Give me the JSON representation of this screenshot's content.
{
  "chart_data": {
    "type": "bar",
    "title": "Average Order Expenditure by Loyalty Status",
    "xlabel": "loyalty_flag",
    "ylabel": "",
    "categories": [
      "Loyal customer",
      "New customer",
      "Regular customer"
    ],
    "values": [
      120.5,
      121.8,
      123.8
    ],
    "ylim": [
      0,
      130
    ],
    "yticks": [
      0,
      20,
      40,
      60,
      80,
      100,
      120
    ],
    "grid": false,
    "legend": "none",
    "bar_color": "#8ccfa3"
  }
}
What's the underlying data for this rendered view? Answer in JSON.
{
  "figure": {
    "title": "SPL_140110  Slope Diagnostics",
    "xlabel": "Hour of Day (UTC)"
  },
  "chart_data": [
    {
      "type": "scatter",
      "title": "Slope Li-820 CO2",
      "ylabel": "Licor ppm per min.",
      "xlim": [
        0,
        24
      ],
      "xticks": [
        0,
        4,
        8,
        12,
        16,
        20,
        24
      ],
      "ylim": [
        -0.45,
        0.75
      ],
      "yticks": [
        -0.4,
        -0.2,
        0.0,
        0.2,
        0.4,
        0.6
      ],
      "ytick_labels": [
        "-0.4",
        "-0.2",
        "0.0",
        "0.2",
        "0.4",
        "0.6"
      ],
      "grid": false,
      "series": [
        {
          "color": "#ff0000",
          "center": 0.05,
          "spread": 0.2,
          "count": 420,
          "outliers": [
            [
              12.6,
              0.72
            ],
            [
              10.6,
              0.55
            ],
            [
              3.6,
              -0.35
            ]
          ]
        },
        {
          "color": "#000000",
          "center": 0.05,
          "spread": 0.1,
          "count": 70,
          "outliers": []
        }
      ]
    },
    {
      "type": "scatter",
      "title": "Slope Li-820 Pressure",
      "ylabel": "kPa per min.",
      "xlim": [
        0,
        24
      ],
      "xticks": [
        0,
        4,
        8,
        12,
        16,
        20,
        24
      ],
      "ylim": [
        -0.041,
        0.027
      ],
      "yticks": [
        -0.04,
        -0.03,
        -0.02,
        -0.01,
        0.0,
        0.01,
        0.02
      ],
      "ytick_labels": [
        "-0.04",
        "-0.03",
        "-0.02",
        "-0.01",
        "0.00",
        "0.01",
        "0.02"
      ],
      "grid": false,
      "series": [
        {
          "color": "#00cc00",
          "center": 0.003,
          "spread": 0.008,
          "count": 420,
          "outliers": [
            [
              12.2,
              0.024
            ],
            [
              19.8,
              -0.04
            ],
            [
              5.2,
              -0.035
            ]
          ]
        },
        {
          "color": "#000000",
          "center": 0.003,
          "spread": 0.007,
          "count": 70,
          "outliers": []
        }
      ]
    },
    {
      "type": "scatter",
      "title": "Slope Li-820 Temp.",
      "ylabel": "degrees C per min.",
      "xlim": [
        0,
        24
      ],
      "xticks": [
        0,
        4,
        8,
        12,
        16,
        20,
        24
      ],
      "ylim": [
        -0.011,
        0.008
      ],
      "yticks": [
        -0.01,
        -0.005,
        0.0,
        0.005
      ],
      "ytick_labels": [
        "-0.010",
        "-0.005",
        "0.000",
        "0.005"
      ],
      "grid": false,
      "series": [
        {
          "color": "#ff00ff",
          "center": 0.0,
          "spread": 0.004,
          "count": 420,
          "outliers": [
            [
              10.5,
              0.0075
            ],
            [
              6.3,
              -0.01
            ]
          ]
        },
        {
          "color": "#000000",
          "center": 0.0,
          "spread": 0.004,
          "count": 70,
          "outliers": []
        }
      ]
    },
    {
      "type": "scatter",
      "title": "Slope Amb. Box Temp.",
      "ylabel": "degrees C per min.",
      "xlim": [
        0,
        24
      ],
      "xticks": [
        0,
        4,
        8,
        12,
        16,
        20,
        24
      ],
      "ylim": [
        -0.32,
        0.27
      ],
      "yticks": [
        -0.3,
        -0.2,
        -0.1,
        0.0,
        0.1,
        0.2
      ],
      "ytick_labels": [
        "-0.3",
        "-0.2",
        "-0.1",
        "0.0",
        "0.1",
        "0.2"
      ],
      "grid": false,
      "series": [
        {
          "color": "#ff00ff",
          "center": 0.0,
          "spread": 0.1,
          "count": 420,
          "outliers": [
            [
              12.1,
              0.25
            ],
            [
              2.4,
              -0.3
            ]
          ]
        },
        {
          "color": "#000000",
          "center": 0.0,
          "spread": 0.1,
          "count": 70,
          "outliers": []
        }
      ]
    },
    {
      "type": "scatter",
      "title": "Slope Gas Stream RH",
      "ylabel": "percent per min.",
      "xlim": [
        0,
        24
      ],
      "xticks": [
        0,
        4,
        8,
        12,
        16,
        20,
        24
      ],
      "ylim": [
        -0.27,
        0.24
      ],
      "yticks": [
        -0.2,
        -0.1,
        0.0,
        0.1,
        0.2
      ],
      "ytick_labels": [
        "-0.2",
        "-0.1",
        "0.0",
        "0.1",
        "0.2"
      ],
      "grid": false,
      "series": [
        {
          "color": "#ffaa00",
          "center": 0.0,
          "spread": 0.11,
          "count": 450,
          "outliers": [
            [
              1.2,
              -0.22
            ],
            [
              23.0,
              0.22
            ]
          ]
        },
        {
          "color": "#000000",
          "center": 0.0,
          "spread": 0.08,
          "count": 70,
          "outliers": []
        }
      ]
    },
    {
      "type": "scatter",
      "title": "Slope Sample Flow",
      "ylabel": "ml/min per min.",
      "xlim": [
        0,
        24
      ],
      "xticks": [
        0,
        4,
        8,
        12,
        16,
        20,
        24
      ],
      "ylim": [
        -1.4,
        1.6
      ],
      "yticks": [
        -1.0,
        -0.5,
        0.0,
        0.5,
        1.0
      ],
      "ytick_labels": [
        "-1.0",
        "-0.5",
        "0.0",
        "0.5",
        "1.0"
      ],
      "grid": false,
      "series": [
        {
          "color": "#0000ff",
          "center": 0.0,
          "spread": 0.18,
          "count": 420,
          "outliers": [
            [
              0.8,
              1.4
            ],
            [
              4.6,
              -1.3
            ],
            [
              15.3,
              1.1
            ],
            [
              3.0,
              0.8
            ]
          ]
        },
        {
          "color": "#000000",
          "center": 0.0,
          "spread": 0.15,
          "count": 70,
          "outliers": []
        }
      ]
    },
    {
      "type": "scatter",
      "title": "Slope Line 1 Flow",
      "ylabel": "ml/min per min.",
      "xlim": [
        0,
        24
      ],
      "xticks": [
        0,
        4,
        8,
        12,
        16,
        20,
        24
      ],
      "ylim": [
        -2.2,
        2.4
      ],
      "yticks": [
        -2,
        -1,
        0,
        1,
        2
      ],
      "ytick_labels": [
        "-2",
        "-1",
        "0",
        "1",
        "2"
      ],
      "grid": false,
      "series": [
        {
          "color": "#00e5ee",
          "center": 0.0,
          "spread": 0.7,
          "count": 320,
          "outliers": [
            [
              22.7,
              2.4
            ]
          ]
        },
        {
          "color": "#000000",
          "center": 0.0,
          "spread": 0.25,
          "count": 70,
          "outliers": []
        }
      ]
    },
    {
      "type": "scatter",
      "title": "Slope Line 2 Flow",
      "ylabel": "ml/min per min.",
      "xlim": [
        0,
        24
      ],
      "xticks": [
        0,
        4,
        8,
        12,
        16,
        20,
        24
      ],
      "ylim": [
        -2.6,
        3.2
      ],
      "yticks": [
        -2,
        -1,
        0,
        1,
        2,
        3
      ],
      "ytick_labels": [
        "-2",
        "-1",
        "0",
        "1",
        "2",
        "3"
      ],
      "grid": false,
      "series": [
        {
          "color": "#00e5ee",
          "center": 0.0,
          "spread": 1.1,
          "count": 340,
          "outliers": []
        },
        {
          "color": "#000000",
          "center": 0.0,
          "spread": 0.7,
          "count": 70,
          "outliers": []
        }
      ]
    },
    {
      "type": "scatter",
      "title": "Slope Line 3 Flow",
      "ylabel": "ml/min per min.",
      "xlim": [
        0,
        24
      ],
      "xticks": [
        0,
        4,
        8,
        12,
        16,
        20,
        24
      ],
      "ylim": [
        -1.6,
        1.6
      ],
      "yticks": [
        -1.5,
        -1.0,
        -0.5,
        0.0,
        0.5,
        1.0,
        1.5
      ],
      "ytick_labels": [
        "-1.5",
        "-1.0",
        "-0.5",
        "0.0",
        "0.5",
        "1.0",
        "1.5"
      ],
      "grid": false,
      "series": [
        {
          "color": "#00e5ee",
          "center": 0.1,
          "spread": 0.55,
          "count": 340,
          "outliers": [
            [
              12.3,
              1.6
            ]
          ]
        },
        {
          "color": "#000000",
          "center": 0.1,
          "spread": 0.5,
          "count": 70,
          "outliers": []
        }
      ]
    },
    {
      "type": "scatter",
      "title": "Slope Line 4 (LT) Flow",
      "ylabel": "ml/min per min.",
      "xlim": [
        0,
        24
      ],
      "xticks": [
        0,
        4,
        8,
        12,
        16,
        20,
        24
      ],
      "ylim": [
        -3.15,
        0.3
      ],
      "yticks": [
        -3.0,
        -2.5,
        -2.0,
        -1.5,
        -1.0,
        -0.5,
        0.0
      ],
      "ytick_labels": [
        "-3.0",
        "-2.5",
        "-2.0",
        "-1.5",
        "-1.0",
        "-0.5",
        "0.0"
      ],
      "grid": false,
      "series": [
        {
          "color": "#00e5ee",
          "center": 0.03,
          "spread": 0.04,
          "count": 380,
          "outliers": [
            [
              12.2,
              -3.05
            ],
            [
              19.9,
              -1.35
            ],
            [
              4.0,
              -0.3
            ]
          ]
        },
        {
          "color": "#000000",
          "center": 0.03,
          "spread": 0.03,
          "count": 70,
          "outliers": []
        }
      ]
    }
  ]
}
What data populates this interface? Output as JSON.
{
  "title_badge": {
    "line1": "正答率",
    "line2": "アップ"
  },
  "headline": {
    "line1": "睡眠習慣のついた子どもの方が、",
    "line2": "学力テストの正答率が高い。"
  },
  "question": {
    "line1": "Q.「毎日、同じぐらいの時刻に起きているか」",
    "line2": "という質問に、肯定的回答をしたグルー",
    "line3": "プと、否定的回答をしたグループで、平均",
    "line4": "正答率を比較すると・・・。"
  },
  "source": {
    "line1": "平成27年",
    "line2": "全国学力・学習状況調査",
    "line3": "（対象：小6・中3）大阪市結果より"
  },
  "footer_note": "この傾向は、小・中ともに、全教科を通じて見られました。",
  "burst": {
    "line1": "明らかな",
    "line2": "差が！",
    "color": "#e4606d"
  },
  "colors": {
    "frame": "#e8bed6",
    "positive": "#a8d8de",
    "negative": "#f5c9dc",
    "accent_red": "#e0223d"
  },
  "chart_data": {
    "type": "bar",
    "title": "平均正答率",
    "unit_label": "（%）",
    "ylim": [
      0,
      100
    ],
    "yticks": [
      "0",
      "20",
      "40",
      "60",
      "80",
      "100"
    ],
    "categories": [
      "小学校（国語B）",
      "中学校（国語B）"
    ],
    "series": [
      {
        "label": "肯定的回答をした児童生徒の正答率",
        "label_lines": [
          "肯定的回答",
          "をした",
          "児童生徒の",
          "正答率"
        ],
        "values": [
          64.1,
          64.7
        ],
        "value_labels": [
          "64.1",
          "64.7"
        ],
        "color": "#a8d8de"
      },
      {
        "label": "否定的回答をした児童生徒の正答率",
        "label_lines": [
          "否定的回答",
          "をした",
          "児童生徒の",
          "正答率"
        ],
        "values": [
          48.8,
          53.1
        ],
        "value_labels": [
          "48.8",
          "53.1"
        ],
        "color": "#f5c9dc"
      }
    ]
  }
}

→ PROBLEM TO WORK ON:
Copy every line of the records above that holds the word "this".

→ ANSWER TO THE PROBLEM:
Give me the JSON representation of this screenshot's content.
What's the underlying data for this rendered view? Answer in JSON.
What data populates this interface? Output as JSON.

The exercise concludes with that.